[Stored data]
**********

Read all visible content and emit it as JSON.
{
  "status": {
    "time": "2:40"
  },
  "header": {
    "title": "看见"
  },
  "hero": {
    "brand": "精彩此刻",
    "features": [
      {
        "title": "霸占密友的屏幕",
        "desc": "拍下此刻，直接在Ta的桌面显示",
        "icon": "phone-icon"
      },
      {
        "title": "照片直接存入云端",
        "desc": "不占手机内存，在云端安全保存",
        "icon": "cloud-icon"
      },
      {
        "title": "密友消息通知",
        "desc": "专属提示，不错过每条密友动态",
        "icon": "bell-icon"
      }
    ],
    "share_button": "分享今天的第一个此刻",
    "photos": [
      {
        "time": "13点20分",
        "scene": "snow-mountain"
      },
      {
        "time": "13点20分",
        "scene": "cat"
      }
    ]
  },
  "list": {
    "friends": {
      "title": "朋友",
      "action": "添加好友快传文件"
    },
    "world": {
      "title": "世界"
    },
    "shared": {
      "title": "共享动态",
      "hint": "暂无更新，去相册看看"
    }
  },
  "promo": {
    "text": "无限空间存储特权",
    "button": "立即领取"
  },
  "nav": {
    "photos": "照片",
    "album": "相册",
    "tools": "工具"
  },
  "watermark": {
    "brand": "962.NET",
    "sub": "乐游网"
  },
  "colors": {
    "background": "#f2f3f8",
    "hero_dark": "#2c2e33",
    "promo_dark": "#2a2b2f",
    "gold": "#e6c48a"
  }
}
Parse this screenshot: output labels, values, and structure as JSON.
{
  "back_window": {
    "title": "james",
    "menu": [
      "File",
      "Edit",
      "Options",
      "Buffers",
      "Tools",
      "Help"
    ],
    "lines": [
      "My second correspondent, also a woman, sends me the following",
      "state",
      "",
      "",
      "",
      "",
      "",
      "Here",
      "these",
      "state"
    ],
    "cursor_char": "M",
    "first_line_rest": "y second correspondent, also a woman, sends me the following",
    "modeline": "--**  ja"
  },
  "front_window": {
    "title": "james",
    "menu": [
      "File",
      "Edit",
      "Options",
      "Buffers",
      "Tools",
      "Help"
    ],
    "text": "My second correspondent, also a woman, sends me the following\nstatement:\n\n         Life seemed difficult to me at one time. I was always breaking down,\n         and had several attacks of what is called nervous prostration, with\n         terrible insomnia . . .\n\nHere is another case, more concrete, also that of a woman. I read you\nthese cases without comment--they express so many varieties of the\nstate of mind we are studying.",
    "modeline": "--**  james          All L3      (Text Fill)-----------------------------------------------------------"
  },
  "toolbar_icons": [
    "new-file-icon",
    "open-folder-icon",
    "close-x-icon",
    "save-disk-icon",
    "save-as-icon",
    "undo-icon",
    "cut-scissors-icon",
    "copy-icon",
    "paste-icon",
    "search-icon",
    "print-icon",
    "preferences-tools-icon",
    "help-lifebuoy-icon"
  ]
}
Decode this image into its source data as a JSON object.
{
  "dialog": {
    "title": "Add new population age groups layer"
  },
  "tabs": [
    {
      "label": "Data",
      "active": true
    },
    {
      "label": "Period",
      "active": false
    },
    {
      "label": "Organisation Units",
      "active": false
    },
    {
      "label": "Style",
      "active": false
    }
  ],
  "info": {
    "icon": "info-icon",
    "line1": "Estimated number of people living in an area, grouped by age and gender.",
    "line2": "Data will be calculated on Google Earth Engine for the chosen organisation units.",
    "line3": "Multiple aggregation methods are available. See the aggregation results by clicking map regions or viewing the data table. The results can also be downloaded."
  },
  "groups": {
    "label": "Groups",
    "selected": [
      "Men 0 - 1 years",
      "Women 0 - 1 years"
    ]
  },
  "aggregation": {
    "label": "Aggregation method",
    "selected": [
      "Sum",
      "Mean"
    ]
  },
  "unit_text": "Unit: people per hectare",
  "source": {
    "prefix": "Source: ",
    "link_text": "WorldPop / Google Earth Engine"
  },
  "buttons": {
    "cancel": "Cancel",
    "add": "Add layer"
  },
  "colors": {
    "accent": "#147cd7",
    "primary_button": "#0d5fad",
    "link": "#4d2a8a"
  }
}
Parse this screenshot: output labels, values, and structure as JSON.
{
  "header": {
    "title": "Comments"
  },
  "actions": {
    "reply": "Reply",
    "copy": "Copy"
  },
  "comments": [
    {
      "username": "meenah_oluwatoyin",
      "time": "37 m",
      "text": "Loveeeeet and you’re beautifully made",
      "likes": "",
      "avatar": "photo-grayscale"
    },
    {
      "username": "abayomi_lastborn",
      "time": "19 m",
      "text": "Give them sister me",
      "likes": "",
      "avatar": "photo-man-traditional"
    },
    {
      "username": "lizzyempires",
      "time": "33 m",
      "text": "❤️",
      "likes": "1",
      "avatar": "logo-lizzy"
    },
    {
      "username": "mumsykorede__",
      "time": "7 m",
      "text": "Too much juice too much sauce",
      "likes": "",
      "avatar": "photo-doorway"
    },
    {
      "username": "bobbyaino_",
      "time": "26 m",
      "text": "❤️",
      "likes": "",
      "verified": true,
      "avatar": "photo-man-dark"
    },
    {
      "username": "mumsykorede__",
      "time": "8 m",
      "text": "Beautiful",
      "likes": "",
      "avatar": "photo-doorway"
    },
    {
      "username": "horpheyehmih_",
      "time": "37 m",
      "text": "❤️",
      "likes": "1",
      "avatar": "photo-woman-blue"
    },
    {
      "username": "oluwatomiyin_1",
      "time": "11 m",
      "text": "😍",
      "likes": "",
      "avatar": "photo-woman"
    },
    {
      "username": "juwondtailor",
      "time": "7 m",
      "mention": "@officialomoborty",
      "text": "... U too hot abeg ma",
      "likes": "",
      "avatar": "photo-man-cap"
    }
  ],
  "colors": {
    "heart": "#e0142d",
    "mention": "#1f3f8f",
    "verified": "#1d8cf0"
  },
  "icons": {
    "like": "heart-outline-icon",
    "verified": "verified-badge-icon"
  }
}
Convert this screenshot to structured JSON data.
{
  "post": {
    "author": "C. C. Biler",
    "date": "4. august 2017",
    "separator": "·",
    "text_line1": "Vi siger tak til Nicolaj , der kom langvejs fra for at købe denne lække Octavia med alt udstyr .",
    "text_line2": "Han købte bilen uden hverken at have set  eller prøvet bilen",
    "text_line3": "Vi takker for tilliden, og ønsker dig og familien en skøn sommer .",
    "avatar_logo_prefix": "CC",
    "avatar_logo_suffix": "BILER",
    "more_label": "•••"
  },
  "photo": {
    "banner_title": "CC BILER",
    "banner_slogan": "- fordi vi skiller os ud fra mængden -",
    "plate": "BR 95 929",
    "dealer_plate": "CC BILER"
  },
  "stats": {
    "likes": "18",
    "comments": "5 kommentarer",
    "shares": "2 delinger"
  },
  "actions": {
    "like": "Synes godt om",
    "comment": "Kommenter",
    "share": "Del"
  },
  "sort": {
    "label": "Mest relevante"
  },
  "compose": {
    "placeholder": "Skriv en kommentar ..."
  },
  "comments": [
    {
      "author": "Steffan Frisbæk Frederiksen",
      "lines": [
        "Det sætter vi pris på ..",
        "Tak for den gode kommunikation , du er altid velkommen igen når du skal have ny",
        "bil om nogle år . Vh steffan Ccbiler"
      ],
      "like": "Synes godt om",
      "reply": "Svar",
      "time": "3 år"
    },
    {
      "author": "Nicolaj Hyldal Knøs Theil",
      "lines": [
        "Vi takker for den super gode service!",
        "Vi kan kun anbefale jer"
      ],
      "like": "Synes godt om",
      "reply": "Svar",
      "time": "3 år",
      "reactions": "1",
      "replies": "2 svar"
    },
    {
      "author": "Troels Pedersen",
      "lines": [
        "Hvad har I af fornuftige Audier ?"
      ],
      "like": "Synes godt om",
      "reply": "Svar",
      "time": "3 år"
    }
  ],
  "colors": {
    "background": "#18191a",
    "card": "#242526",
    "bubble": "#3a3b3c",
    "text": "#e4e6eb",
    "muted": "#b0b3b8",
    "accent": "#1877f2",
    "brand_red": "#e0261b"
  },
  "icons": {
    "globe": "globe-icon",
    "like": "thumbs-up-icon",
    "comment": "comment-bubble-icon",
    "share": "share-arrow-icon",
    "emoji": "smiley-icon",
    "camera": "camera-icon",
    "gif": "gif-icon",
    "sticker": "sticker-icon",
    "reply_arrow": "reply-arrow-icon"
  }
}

**********

List all lines holding the string "Earth".

    "line2": "Data will be calculated on Google Earth Engine for the chosen organisation units.",
    "link_text": "WorldPop / Google Earth Engine"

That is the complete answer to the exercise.